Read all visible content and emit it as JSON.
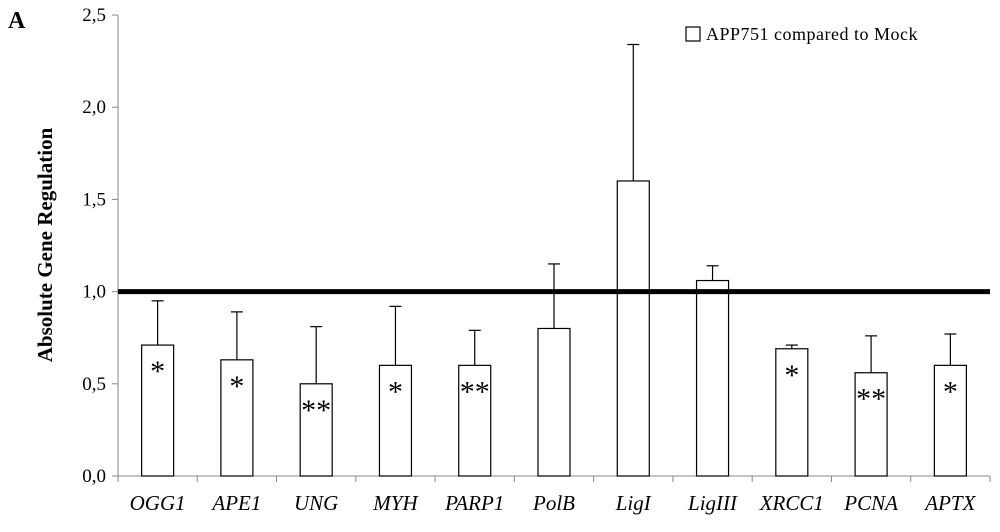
{
  "panel_label": "A",
  "chart_data": {
    "type": "bar",
    "title": "",
    "xlabel": "",
    "ylabel": "Absolute Gene Regulation",
    "ylim": [
      0,
      2.5
    ],
    "yticks": [
      "0,0",
      "0,5",
      "1,0",
      "1,5",
      "2,0",
      "2,5"
    ],
    "ytick_values": [
      0,
      0.5,
      1.0,
      1.5,
      2.0,
      2.5
    ],
    "grid": false,
    "legend_position": "top-right",
    "reference_line": 1.0,
    "categories": [
      "OGG1",
      "APE1",
      "UNG",
      "MYH",
      "PARP1",
      "PolB",
      "LigI",
      "LigIII",
      "XRCC1",
      "PCNA",
      "APTX"
    ],
    "series": [
      {
        "name": "APP751 compared to Mock",
        "values": [
          0.71,
          0.63,
          0.5,
          0.6,
          0.6,
          0.8,
          1.6,
          1.06,
          0.69,
          0.56,
          0.6
        ],
        "errors": [
          0.24,
          0.26,
          0.31,
          0.32,
          0.19,
          0.35,
          0.74,
          0.08,
          0.02,
          0.2,
          0.17
        ],
        "significance": [
          "*",
          "*",
          "**",
          "*",
          "**",
          "",
          "",
          "",
          "*",
          "**",
          "*"
        ]
      }
    ]
  }
}
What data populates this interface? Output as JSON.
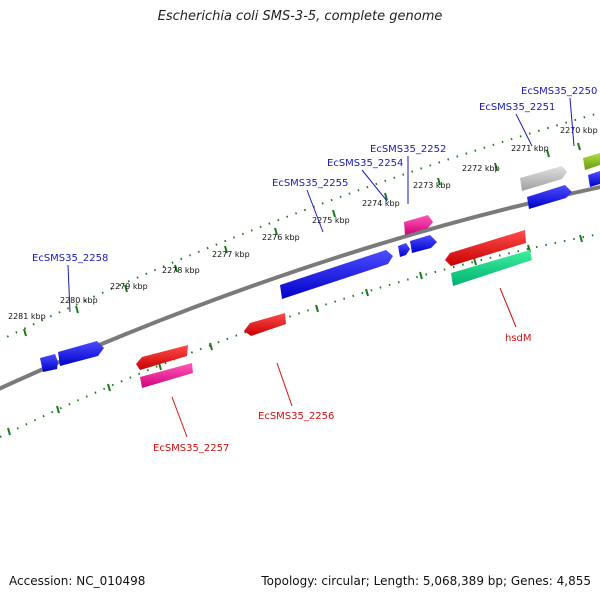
{
  "title": "Escherichia coli SMS-3-5, complete genome",
  "footer": {
    "accession": "Accession: NC_010498",
    "summary": "Topology: circular; Length: 5,068,389 bp; Genes: 4,855"
  },
  "colors": {
    "backbone": "#808080",
    "tick": "#1a7a1a",
    "blue_gene": "#1010e0",
    "red_gene": "#e01010",
    "magenta_gene": "#ff1493",
    "green_gene": "#00d080",
    "gray_gene": "#c0c0c0",
    "olive_gene": "#88bb22",
    "label_blue": "#1a1ab8",
    "label_red": "#d01010"
  },
  "tick_labels": [
    {
      "text": "2281 kbp"
    },
    {
      "text": "2280 kbp"
    },
    {
      "text": "2279 kbp"
    },
    {
      "text": "2278 kbp"
    },
    {
      "text": "2277 kbp"
    },
    {
      "text": "2276 kbp"
    },
    {
      "text": "2275 kbp"
    },
    {
      "text": "2274 kbp"
    },
    {
      "text": "2273 kbp"
    },
    {
      "text": "2272 kbp"
    },
    {
      "text": "2271 kbp"
    },
    {
      "text": "2270 kbp"
    }
  ],
  "gene_labels": [
    {
      "text": "EcSMS35_2250",
      "strand": "forward"
    },
    {
      "text": "EcSMS35_2251",
      "strand": "forward"
    },
    {
      "text": "EcSMS35_2252",
      "strand": "forward"
    },
    {
      "text": "EcSMS35_2254",
      "strand": "forward"
    },
    {
      "text": "EcSMS35_2255",
      "strand": "forward"
    },
    {
      "text": "EcSMS35_2258",
      "strand": "forward"
    },
    {
      "text": "hsdM",
      "strand": "reverse"
    },
    {
      "text": "EcSMS35_2256",
      "strand": "reverse"
    },
    {
      "text": "EcSMS35_2257",
      "strand": "reverse"
    }
  ]
}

______

### What you should do
Copy exactly the lines that run from the one containing "What data populates" to the last line of the records, both included, and leave out every picture.

### Finished task
What data populates this interface? Output as JSON.
{
  "title": "Escherichia coli SMS-3-5, complete genome",
  "footer": {
    "accession": "Accession: NC_010498",
    "summary": "Topology: circular; Length: 5,068,389 bp; Genes: 4,855"
  },
  "colors": {
    "backbone": "#808080",
    "tick": "#1a7a1a",
    "blue_gene": "#1010e0",
    "red_gene": "#e01010",
    "magenta_gene": "#ff1493",
    "green_gene": "#00d080",
    "gray_gene": "#c0c0c0",
    "olive_gene": "#88bb22",
    "label_blue": "#1a1ab8",
    "label_red": "#d01010"
  },
  "tick_labels": [
    {
      "text": "2281 kbp"
    },
    {
      "text": "2280 kbp"
    },
    {
      "text": "2279 kbp"
    },
    {
      "text": "2278 kbp"
    },
    {
      "text": "2277 kbp"
    },
    {
      "text": "2276 kbp"
    },
    {
      "text": "2275 kbp"
    },
    {
      "text": "2274 kbp"
    },
    {
      "text": "2273 kbp"
    },
    {
      "text": "2272 kbp"
    },
    {
      "text": "2271 kbp"
    },
    {
      "text": "2270 kbp"
    }
  ],
  "gene_labels": [
    {
      "text": "EcSMS35_2250",
      "strand": "forward"
    },
    {
      "text": "EcSMS35_2251",
      "strand": "forward"
    },
    {
      "text": "EcSMS35_2252",
      "strand": "forward"
    },
    {
      "text": "EcSMS35_2254",
      "strand": "forward"
    },
    {
      "text": "EcSMS35_2255",
      "strand": "forward"
    },
    {
      "text": "EcSMS35_2258",
      "strand": "forward"
    },
    {
      "text": "hsdM",
      "strand": "reverse"
    },
    {
      "text": "EcSMS35_2256",
      "strand": "reverse"
    },
    {
      "text": "EcSMS35_2257",
      "strand": "reverse"
    }
  ]
}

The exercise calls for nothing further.